Set task: Retype every one of the entries below character for character, changing nothing.

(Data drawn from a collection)
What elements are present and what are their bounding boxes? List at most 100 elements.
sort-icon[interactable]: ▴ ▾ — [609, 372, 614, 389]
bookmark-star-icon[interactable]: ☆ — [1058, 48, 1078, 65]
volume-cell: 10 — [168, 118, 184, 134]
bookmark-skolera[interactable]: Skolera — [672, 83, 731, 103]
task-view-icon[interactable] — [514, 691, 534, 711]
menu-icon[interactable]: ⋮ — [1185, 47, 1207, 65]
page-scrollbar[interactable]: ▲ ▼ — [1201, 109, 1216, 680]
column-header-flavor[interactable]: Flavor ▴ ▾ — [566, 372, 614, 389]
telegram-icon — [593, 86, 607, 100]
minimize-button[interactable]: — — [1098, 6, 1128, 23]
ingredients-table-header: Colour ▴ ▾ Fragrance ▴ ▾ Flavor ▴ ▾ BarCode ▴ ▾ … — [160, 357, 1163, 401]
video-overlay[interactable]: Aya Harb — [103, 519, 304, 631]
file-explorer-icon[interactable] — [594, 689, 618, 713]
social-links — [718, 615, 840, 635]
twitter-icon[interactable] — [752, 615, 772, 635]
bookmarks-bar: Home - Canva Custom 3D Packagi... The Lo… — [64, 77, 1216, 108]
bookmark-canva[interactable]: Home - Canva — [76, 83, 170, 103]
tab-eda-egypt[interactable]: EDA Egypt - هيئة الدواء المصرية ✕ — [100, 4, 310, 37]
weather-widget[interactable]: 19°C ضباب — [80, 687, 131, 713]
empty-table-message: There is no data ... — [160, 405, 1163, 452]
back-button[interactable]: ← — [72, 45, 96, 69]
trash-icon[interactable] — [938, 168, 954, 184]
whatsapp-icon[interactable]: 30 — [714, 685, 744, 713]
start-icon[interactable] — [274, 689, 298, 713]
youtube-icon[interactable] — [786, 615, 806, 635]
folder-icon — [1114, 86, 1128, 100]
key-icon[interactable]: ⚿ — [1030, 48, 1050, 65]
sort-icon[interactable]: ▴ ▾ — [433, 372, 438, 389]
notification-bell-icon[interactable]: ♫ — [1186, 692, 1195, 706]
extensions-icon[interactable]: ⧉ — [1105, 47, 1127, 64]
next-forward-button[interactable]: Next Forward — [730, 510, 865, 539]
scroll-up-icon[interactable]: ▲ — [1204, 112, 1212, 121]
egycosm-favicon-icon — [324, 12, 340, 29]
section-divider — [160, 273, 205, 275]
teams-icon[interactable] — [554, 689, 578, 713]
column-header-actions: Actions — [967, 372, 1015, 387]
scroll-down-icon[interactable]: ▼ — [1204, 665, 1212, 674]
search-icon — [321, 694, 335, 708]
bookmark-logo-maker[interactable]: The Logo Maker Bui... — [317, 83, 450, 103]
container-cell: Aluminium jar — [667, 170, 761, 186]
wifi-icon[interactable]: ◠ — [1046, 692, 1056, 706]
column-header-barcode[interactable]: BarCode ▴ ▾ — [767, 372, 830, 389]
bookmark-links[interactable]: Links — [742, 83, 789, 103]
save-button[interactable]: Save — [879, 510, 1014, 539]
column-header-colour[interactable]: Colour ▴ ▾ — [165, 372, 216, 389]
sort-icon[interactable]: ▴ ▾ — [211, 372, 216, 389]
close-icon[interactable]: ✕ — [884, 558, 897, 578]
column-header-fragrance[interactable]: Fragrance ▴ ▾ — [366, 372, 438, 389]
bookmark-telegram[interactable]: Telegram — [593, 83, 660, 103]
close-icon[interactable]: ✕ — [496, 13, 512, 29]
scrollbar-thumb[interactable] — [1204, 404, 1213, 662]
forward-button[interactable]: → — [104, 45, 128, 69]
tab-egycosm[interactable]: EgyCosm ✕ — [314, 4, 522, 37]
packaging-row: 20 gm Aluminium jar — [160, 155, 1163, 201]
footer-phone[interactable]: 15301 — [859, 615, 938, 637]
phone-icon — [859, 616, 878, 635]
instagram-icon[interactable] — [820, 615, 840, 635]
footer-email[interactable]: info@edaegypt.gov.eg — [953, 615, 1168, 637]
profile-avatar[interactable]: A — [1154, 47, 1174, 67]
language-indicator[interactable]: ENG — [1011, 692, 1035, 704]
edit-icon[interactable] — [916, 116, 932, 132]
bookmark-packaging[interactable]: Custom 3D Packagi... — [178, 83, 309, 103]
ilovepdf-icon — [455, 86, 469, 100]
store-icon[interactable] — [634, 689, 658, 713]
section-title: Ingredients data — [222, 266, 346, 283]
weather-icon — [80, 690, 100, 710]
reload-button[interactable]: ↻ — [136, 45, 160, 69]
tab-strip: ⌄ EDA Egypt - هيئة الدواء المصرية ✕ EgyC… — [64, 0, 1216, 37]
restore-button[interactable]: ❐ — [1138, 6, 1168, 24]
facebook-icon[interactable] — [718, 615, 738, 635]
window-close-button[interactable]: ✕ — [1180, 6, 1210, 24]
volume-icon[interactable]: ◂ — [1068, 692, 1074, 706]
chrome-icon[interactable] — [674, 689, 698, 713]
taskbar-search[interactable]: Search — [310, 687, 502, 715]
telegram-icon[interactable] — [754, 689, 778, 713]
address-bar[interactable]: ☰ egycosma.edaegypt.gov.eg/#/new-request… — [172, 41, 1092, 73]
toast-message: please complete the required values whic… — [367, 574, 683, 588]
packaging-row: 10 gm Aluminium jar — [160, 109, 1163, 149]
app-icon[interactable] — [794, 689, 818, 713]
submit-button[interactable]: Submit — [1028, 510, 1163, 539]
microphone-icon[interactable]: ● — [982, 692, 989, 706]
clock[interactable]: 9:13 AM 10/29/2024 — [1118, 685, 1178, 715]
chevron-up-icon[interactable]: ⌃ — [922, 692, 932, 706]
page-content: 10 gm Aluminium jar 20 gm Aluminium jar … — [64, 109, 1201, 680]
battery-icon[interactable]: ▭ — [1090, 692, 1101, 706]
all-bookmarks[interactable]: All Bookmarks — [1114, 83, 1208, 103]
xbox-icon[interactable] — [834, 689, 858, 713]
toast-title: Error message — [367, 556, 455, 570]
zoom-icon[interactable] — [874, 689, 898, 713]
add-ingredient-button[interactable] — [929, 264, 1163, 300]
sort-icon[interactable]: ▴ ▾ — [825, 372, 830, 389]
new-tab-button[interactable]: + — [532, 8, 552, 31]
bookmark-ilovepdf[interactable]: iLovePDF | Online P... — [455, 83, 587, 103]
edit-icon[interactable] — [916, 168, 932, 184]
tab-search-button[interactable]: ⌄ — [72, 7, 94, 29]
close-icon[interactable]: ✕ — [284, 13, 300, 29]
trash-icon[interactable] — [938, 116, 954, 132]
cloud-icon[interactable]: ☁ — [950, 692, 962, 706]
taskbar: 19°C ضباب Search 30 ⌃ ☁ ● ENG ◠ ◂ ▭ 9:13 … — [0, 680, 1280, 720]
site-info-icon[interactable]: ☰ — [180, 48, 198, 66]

Result:
What elements are present and what are their bounding boxes? List at most 100 elements.
sort-icon[interactable]: ▴ ▾ — [609, 372, 614, 389]
bookmark-star-icon[interactable]: ☆ — [1058, 48, 1078, 65]
volume-cell: 10 — [168, 118, 184, 134]
bookmark-skolera[interactable]: Skolera — [672, 83, 731, 103]
task-view-icon[interactable] — [514, 691, 534, 711]
menu-icon[interactable]: ⋮ — [1185, 47, 1207, 65]
page-scrollbar[interactable]: ▲ ▼ — [1201, 109, 1216, 680]
column-header-flavor[interactable]: Flavor ▴ ▾ — [566, 372, 614, 389]
telegram-icon — [593, 86, 607, 100]
minimize-button[interactable]: — — [1098, 6, 1128, 23]
ingredients-table-header: Colour ▴ ▾ Fragrance ▴ ▾ Flavor ▴ ▾ BarCode ▴ ▾ … — [160, 357, 1163, 401]
video-overlay[interactable]: Aya Harb — [103, 519, 304, 631]
file-explorer-icon[interactable] — [594, 689, 618, 713]
social-links — [718, 615, 840, 635]
twitter-icon[interactable] — [752, 615, 772, 635]
bookmarks-bar: Home - Canva Custom 3D Packagi... The Lo… — [64, 77, 1216, 108]
bookmark-canva[interactable]: Home - Canva — [76, 83, 170, 103]
tab-eda-egypt[interactable]: EDA Egypt - هيئة الدواء المصرية ✕ — [100, 4, 310, 37]
weather-widget[interactable]: 19°C ضباب — [80, 687, 131, 713]
empty-table-message: There is no data ... — [160, 405, 1163, 452]
back-button[interactable]: ← — [72, 45, 96, 69]
trash-icon[interactable] — [938, 168, 954, 184]
whatsapp-icon[interactable]: 30 — [714, 685, 744, 713]
start-icon[interactable] — [274, 689, 298, 713]
youtube-icon[interactable] — [786, 615, 806, 635]
folder-icon — [1114, 86, 1128, 100]
key-icon[interactable]: ⚿ — [1030, 48, 1050, 65]
sort-icon[interactable]: ▴ ▾ — [433, 372, 438, 389]
notification-bell-icon[interactable]: ♫ — [1186, 692, 1195, 706]
extensions-icon[interactable]: ⧉ — [1105, 47, 1127, 64]
next-forward-button[interactable]: Next Forward — [730, 510, 865, 539]
scroll-up-icon[interactable]: ▲ — [1204, 112, 1212, 121]
egycosm-favicon-icon — [324, 12, 340, 29]
section-divider — [160, 273, 205, 275]
teams-icon[interactable] — [554, 689, 578, 713]
column-header-actions: Actions — [967, 372, 1015, 387]
scroll-down-icon[interactable]: ▼ — [1204, 665, 1212, 674]
search-icon — [321, 694, 335, 708]
bookmark-logo-maker[interactable]: The Logo Maker Bui... — [317, 83, 450, 103]
container-cell: Aluminium jar — [667, 170, 761, 186]
wifi-icon[interactable]: ◠ — [1046, 692, 1056, 706]
column-header-barcode[interactable]: BarCode ▴ ▾ — [767, 372, 830, 389]
bookmark-links[interactable]: Links — [742, 83, 789, 103]
save-button[interactable]: Save — [879, 510, 1014, 539]
column-header-colour[interactable]: Colour ▴ ▾ — [165, 372, 216, 389]
sort-icon[interactable]: ▴ ▾ — [211, 372, 216, 389]
close-icon[interactable]: ✕ — [884, 558, 897, 578]
column-header-fragrance[interactable]: Fragrance ▴ ▾ — [366, 372, 438, 389]
bookmark-telegram[interactable]: Telegram — [593, 83, 660, 103]
close-icon[interactable]: ✕ — [496, 13, 512, 29]
scrollbar-thumb[interactable] — [1204, 404, 1213, 662]
forward-button[interactable]: → — [104, 45, 128, 69]
tab-egycosm[interactable]: EgyCosm ✕ — [314, 4, 522, 37]
packaging-row: 20 gm Aluminium jar — [160, 155, 1163, 201]
footer-phone[interactable]: 15301 — [859, 615, 938, 637]
phone-icon — [859, 616, 878, 635]
instagram-icon[interactable] — [820, 615, 840, 635]
footer-email[interactable]: info@edaegypt.gov.eg — [953, 615, 1168, 637]
profile-avatar[interactable]: A — [1154, 47, 1174, 67]
language-indicator[interactable]: ENG — [1011, 692, 1035, 704]
edit-icon[interactable] — [916, 116, 932, 132]
bookmark-packaging[interactable]: Custom 3D Packagi... — [178, 83, 309, 103]
ilovepdf-icon — [455, 86, 469, 100]
store-icon[interactable] — [634, 689, 658, 713]
section-title: Ingredients data — [222, 266, 346, 283]
weather-icon — [80, 690, 100, 710]
reload-button[interactable]: ↻ — [136, 45, 160, 69]
tab-strip: ⌄ EDA Egypt - هيئة الدواء المصرية ✕ EgyC… — [64, 0, 1216, 37]
restore-button[interactable]: ❐ — [1138, 6, 1168, 24]
facebook-icon[interactable] — [718, 615, 738, 635]
window-close-button[interactable]: ✕ — [1180, 6, 1210, 24]
volume-icon[interactable]: ◂ — [1068, 692, 1074, 706]
chrome-icon[interactable] — [674, 689, 698, 713]
taskbar-search[interactable]: Search — [310, 687, 502, 715]
telegram-icon[interactable] — [754, 689, 778, 713]
address-bar[interactable]: ☰ egycosma.edaegypt.gov.eg/#/new-request… — [172, 41, 1092, 73]
toast-message: please complete the required values whic… — [367, 574, 683, 588]
packaging-row: 10 gm Aluminium jar — [160, 109, 1163, 149]
app-icon[interactable] — [794, 689, 818, 713]
submit-button[interactable]: Submit — [1028, 510, 1163, 539]
microphone-icon[interactable]: ● — [982, 692, 989, 706]
clock[interactable]: 9:13 AM 10/29/2024 — [1118, 685, 1178, 715]
chevron-up-icon[interactable]: ⌃ — [922, 692, 932, 706]
page-content: 10 gm Aluminium jar 20 gm Aluminium jar … — [64, 109, 1201, 680]
battery-icon[interactable]: ▭ — [1090, 692, 1101, 706]
all-bookmarks[interactable]: All Bookmarks — [1114, 83, 1208, 103]
xbox-icon[interactable] — [834, 689, 858, 713]
toast-title: Error message — [367, 556, 455, 570]
zoom-icon[interactable] — [874, 689, 898, 713]
add-ingredient-button[interactable] — [929, 264, 1163, 300]
sort-icon[interactable]: ▴ ▾ — [825, 372, 830, 389]
new-tab-button[interactable]: + — [532, 8, 552, 31]
bookmark-ilovepdf[interactable]: iLovePDF | Online P... — [455, 83, 587, 103]
edit-icon[interactable] — [916, 168, 932, 184]
tab-search-button[interactable]: ⌄ — [72, 7, 94, 29]
close-icon[interactable]: ✕ — [284, 13, 300, 29]
trash-icon[interactable] — [938, 116, 954, 132]
cloud-icon[interactable]: ☁ — [950, 692, 962, 706]
taskbar: 19°C ضباب Search 30 ⌃ ☁ ● ENG ◠ ◂ ▭ 9:13 … — [0, 680, 1280, 720]
site-info-icon[interactable]: ☰ — [180, 48, 198, 66]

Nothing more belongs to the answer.